-- Task brief --
Pictures within the data are to be left out; everything else must be reproduced exactly.

-- Dataset extract --
════════════════════

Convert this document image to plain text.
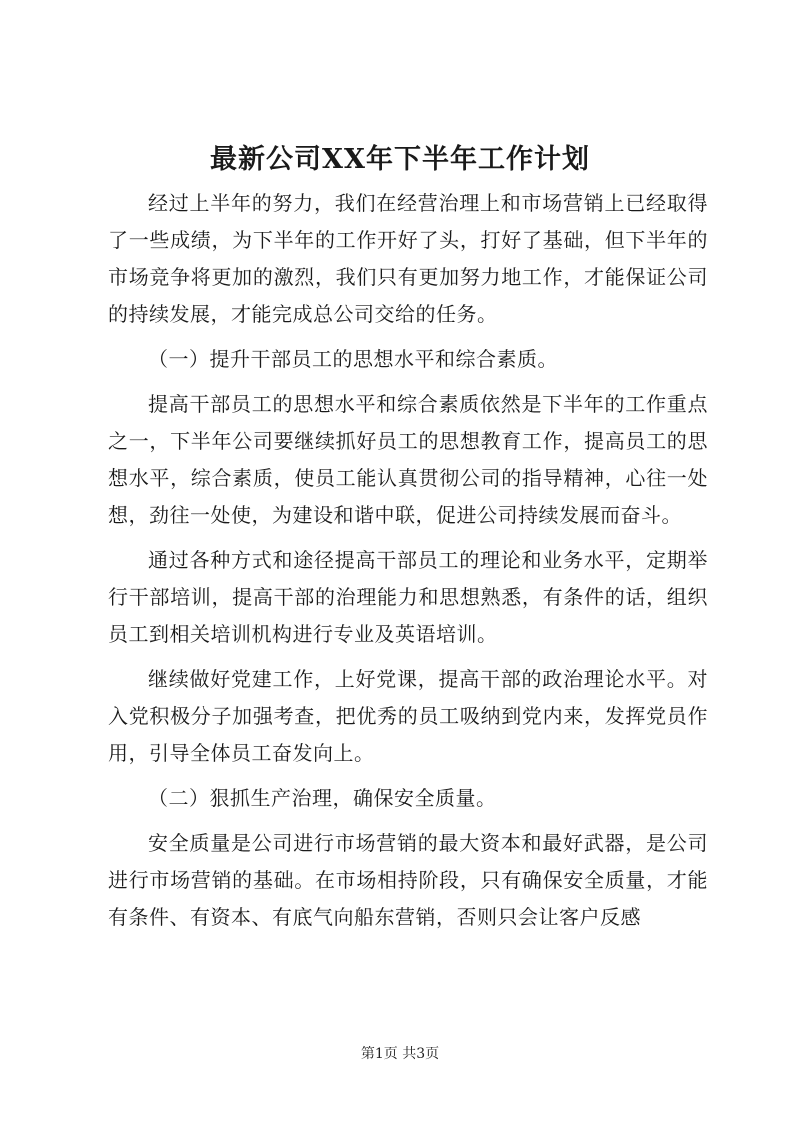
最新公司XX年下半年工作计划

经过上半年的努力，我们在经营治理上和市场营销上已经取得了一些成绩，为下半年的工作开好了头，打好了基础，但下半年的市场竞争将更加的激烈，我们只有更加努力地工作，才能保证公司的持续发展，才能完成总公司交给的任务。

（一）提升干部员工的思想水平和综合素质。

提高干部员工的思想水平和综合素质依然是下半年的工作重点之一，下半年公司要继续抓好员工的思想教育工作，提高员工的思想水平，综合素质，使员工能认真贯彻公司的指导精神，心往一处想，劲往一处使，为建设和谐中联，促进公司持续发展而奋斗。

通过各种方式和途径提高干部员工的理论和业务水平，定期举行干部培训，提高干部的治理能力和思想熟悉，有条件的话，组织员工到相关培训机构进行专业及英语培训。

继续做好党建工作，上好党课，提高干部的政治理论水平。对入党积极分子加强考查，把优秀的员工吸纳到党内来，发挥党员作用，引导全体员工奋发向上。

（二）狠抓生产治理，确保安全质量。

安全质量是公司进行市场营销的最大资本和最好武器，是公司进行市场营销的基础。在市场相持阶段，只有确保安全质量，才能有条件、有资本、有底气向船东营销，否则只会让客户反感

第1页 共3页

════════════════════

-- Response --
Convert this document image to plain text.
最新公司XX年下半年工作计划

经过上半年的努力，我们在经营治理上和市场营销上已经取得了一些成绩，为下半年的工作开好了头，打好了基础，但下半年的市场竞争将更加的激烈，我们只有更加努力地工作，才能保证公司的持续发展，才能完成总公司交给的任务。

（一）提升干部员工的思想水平和综合素质。

提高干部员工的思想水平和综合素质依然是下半年的工作重点之一，下半年公司要继续抓好员工的思想教育工作，提高员工的思想水平，综合素质，使员工能认真贯彻公司的指导精神，心往一处想，劲往一处使，为建设和谐中联，促进公司持续发展而奋斗。

通过各种方式和途径提高干部员工的理论和业务水平，定期举行干部培训，提高干部的治理能力和思想熟悉，有条件的话，组织员工到相关培训机构进行专业及英语培训。

继续做好党建工作，上好党课，提高干部的政治理论水平。对入党积极分子加强考查，把优秀的员工吸纳到党内来，发挥党员作用，引导全体员工奋发向上。

（二）狠抓生产治理，确保安全质量。

安全质量是公司进行市场营销的最大资本和最好武器，是公司进行市场营销的基础。在市场相持阶段，只有确保安全质量，才能有条件、有资本、有底气向船东营销，否则只会让客户反感

第1页 共3页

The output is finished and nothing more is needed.